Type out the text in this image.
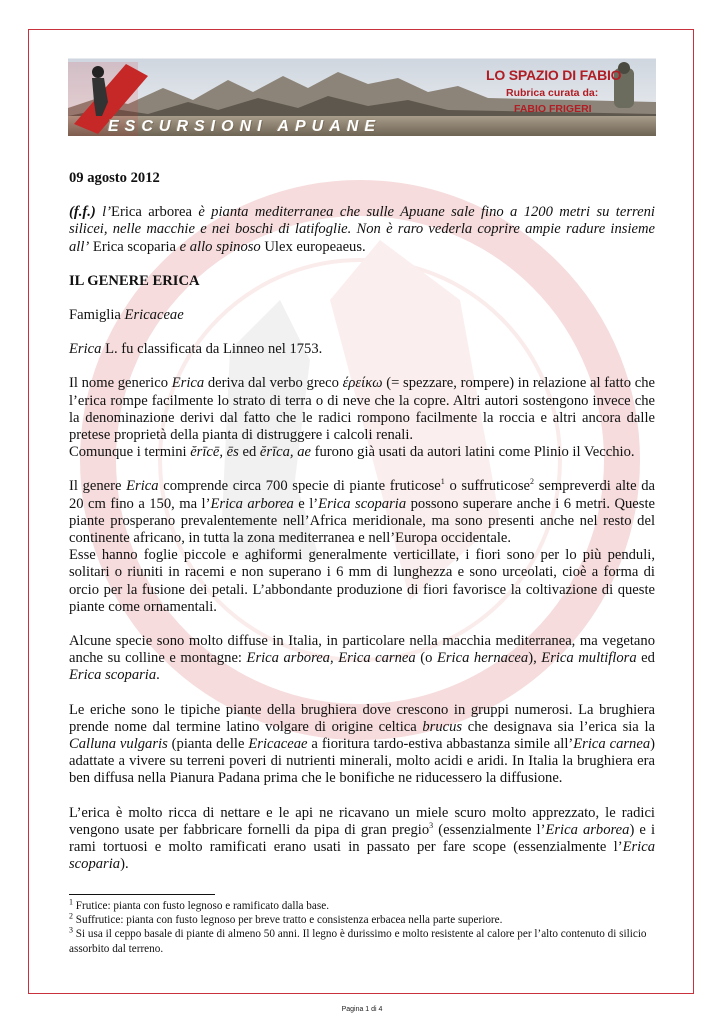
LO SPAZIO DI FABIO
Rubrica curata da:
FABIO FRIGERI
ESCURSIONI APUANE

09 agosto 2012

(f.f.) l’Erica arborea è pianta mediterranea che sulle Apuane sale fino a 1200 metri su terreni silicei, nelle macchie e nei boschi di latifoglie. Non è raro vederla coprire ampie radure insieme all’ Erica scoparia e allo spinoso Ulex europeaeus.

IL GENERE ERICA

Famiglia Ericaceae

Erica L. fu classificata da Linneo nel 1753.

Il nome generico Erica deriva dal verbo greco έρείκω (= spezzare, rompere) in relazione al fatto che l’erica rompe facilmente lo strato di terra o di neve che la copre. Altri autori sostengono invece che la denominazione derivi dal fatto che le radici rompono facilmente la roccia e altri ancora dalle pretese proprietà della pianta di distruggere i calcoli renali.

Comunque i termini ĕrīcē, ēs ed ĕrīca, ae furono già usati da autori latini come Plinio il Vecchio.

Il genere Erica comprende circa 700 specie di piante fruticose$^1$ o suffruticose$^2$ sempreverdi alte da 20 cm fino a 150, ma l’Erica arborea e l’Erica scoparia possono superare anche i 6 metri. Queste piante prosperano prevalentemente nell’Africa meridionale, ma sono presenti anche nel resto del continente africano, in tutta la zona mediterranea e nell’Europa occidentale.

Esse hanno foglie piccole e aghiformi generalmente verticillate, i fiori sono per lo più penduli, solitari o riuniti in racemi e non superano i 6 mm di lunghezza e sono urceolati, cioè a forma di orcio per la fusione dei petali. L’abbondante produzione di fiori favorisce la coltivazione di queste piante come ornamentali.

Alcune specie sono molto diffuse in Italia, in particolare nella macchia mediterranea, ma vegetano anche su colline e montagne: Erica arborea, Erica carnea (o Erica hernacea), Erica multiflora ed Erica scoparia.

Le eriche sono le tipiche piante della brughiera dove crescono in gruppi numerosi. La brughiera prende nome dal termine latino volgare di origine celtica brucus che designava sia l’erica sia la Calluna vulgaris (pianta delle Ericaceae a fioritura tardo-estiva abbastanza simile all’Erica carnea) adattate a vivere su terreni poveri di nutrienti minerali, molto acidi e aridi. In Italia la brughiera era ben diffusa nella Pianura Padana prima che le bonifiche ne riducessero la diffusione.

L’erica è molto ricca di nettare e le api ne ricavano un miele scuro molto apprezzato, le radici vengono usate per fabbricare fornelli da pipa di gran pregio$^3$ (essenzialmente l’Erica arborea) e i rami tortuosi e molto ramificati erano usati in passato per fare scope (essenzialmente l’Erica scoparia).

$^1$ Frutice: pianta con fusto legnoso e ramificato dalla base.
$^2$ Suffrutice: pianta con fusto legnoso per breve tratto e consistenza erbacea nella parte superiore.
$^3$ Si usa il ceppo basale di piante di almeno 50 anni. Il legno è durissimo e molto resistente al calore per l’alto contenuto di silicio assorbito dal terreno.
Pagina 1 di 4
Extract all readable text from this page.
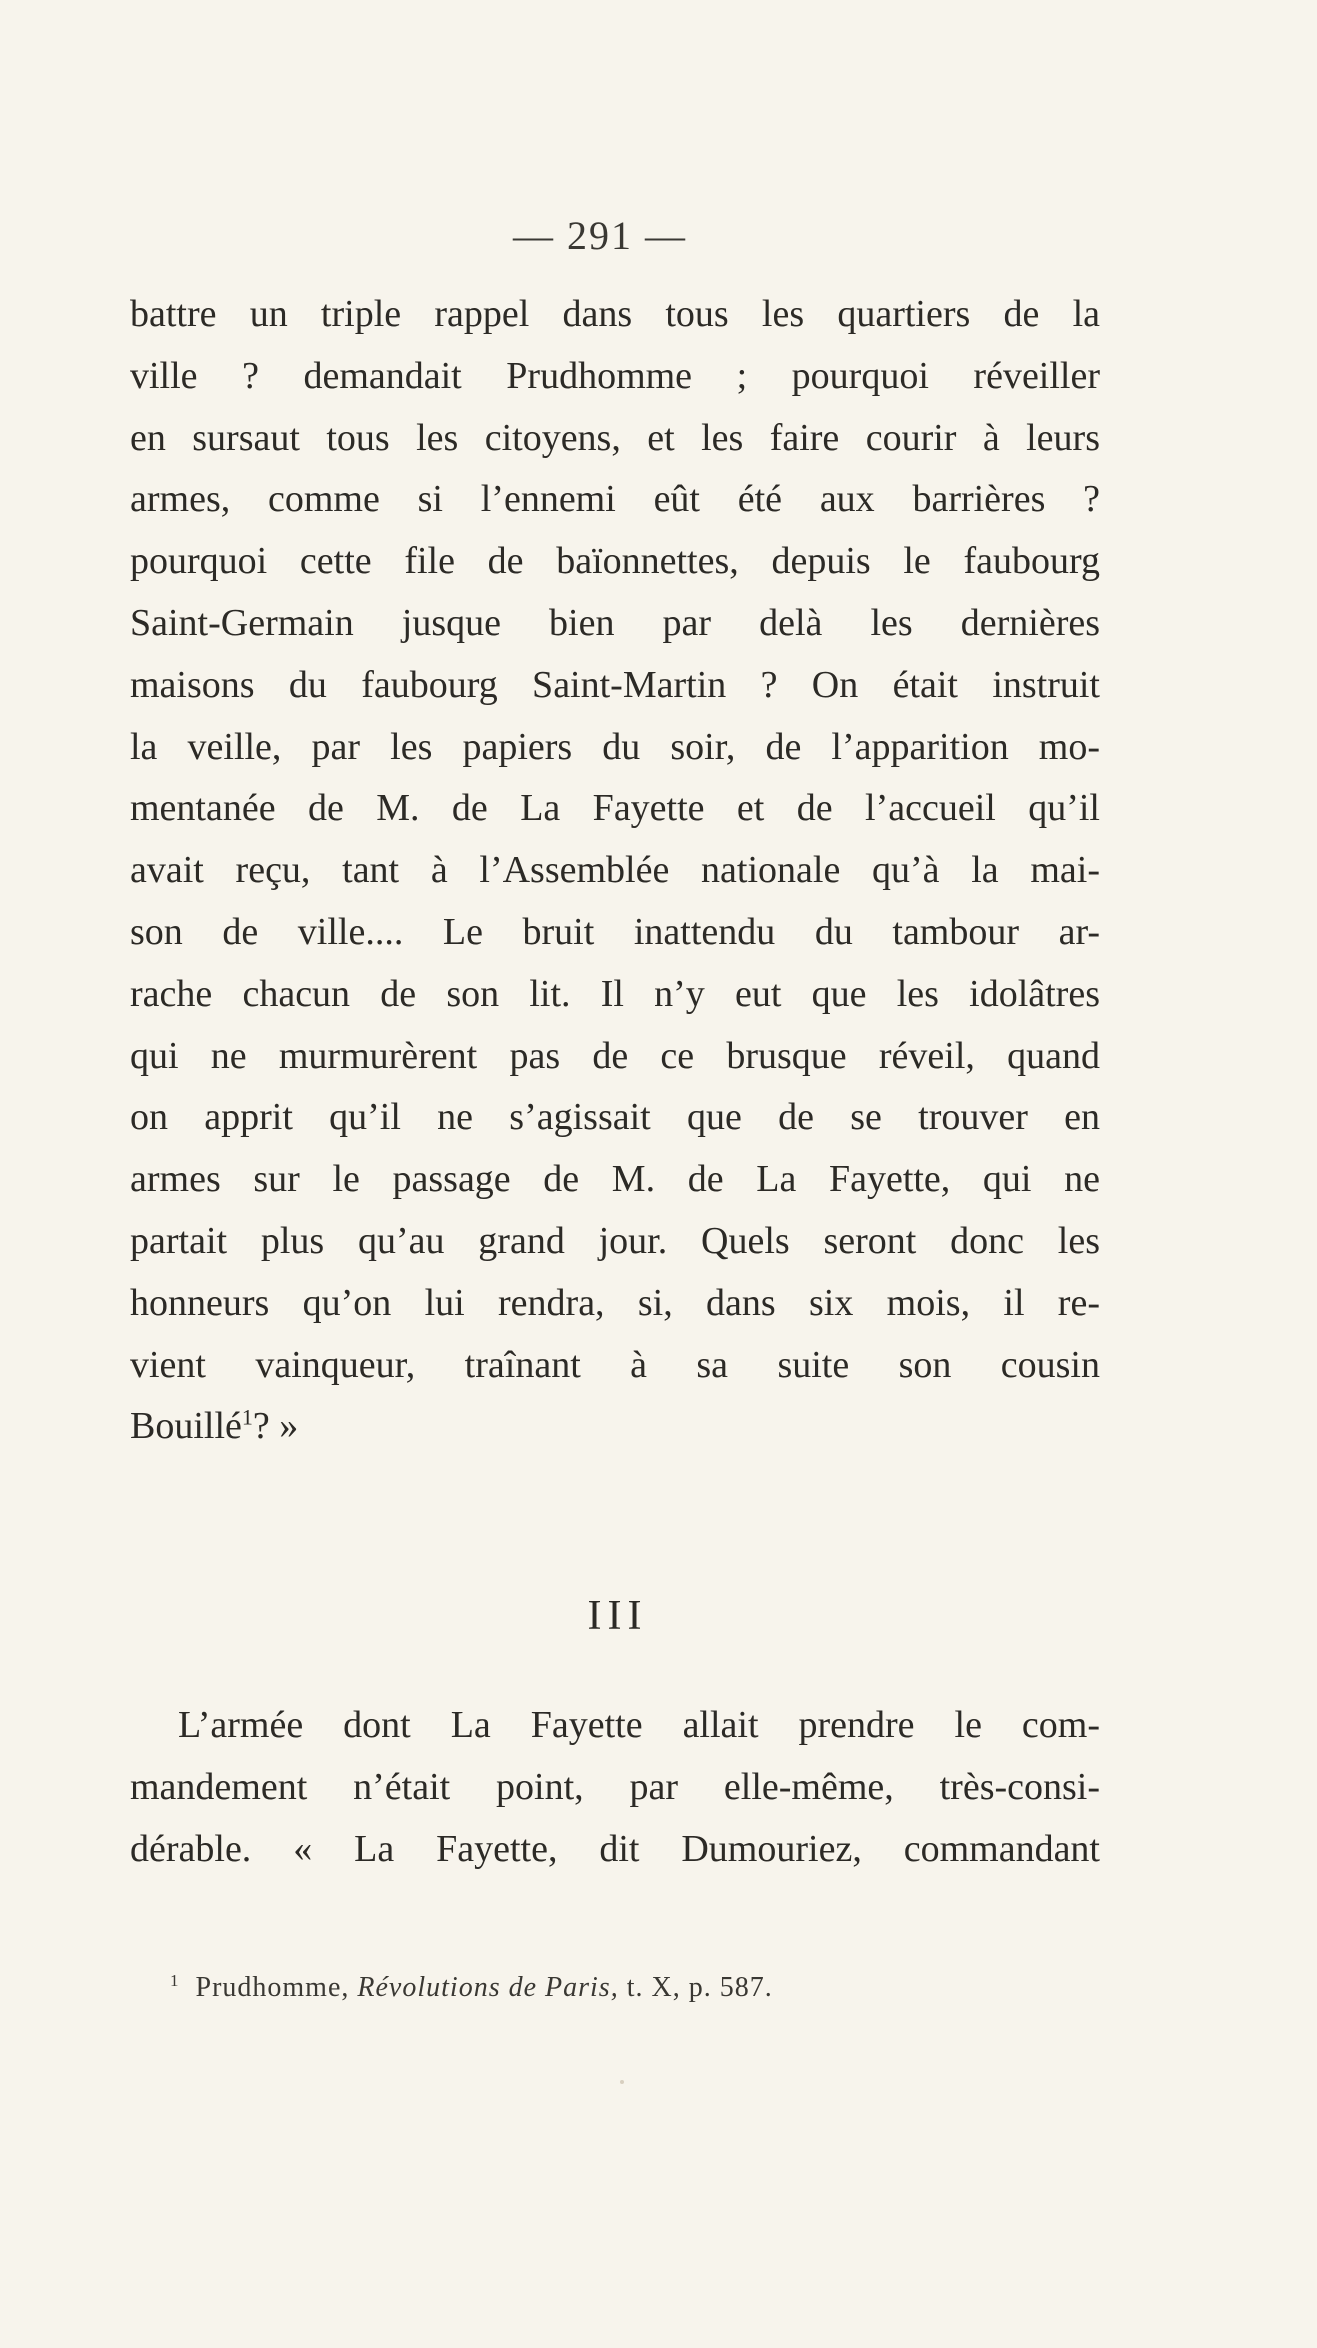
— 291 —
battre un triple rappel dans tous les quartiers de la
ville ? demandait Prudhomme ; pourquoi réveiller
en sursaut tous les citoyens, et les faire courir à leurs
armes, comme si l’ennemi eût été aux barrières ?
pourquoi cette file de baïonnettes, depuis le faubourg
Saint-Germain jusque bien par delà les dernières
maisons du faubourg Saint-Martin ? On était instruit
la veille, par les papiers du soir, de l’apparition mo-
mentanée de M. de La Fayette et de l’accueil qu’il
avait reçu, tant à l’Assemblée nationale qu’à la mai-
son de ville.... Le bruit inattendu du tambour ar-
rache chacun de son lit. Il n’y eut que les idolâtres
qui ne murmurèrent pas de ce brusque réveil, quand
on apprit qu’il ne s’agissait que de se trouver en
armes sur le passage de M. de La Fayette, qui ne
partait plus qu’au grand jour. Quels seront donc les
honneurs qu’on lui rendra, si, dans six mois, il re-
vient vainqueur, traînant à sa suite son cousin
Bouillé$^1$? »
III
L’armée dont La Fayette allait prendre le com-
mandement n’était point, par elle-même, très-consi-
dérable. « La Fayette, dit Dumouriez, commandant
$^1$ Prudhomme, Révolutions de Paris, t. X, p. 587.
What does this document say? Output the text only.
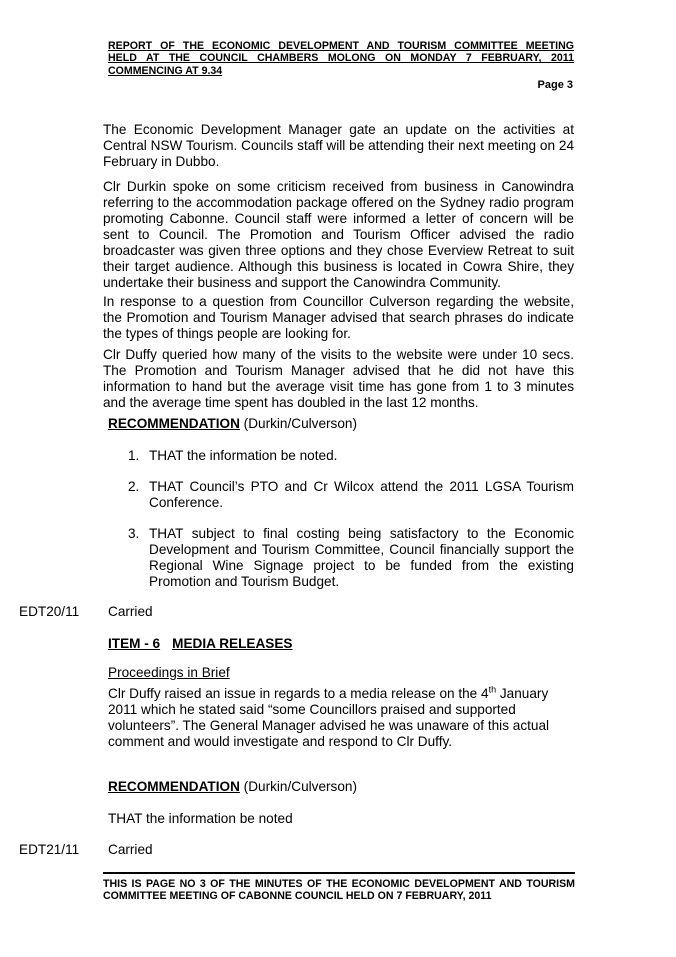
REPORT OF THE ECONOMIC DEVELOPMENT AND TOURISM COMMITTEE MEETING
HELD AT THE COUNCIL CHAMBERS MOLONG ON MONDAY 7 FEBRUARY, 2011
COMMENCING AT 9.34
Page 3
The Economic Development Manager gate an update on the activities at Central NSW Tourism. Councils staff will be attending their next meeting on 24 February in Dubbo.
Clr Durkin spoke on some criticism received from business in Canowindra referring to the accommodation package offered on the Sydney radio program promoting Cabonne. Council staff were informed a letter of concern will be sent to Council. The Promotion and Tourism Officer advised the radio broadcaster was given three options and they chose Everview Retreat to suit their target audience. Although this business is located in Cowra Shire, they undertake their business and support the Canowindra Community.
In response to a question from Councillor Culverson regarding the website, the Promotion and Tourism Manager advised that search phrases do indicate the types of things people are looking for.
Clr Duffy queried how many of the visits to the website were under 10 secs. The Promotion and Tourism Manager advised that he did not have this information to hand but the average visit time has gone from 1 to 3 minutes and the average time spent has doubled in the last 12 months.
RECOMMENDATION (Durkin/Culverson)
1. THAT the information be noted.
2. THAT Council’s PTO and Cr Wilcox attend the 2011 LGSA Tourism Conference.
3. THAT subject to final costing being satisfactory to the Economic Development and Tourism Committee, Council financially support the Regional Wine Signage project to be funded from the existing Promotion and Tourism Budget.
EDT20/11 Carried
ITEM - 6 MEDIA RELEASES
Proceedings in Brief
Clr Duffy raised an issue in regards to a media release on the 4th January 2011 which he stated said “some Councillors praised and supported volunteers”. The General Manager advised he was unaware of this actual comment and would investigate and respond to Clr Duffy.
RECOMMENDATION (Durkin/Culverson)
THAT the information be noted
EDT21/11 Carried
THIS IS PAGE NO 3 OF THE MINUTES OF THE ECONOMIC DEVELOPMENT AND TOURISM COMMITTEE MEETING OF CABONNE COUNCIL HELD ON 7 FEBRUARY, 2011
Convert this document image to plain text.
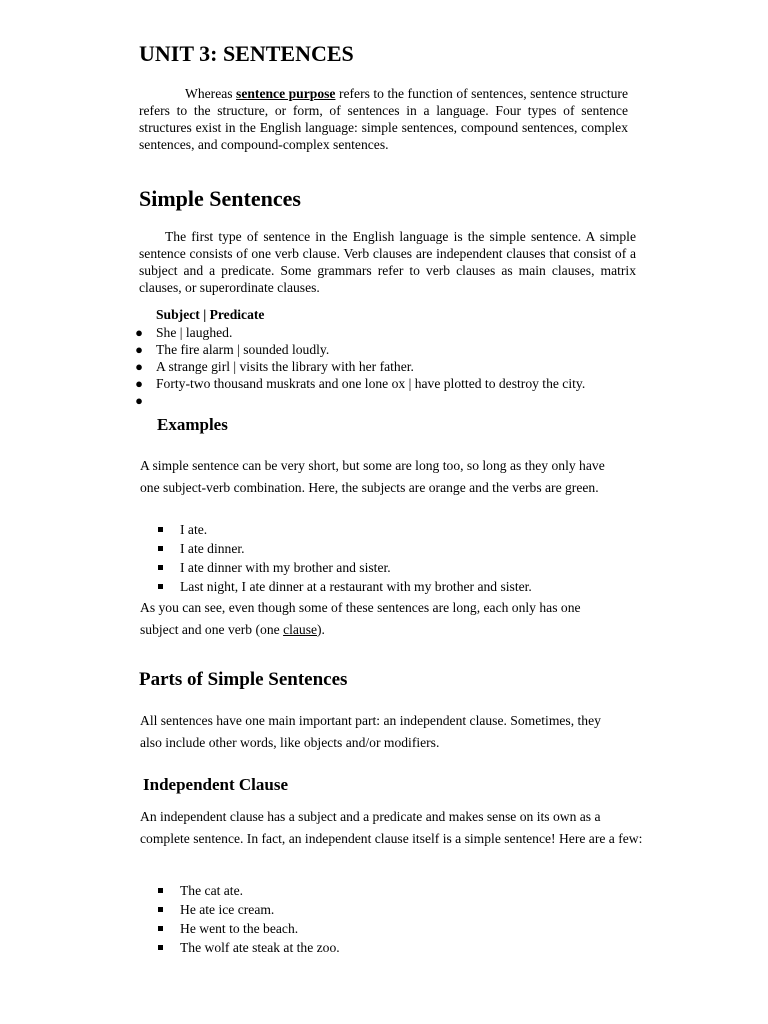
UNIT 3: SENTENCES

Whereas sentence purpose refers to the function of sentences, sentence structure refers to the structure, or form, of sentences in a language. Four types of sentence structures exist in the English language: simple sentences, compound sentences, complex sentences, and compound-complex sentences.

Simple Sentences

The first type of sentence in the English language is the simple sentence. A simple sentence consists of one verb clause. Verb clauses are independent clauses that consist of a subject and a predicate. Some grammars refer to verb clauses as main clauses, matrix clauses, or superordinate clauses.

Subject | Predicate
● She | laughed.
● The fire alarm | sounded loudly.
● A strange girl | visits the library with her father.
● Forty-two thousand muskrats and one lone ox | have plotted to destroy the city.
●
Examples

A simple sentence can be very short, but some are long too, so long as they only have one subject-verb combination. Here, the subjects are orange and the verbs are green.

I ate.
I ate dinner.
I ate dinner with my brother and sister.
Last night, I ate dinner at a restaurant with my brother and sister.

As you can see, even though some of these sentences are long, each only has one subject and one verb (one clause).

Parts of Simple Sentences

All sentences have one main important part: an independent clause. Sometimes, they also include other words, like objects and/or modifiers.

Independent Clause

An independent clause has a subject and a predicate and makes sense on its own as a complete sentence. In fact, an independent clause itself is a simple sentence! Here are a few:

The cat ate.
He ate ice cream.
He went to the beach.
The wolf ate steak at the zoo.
──────────────────────────────
* **Requirements**
Report how many lines include the word "usati". Give nothing but the number.

* **Solution for this problem**
2